◆ **WORK TO BE COMPLETED**
Look through the material below, count the lines containing the word "your", and state only the count.

═══ EXTRACTED MATERIAL ═══

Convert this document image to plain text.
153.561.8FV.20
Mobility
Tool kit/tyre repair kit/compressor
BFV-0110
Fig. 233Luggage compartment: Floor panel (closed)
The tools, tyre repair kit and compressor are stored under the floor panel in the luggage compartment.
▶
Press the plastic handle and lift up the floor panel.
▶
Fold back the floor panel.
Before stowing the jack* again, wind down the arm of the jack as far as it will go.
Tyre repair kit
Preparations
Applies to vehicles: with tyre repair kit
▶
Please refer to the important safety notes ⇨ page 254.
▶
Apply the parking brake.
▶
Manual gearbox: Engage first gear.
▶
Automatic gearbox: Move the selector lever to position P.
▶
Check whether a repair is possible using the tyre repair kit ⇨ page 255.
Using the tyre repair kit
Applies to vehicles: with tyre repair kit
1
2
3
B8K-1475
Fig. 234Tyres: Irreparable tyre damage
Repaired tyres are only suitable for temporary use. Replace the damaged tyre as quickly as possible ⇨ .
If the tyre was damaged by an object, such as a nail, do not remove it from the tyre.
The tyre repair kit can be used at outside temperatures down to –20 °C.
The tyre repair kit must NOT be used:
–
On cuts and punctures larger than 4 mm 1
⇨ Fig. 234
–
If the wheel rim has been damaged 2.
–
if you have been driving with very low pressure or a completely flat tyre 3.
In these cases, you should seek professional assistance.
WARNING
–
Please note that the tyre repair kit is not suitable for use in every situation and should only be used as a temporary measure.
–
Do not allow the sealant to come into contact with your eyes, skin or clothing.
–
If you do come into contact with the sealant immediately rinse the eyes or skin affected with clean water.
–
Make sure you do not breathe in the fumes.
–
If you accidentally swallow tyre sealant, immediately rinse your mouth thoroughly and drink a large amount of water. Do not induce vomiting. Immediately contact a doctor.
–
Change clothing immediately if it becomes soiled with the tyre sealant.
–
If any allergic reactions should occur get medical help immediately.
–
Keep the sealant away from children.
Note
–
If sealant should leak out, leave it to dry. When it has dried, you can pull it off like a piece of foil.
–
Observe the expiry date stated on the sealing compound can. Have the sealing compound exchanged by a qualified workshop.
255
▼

═══

◆ **TASK RESPONSE**
2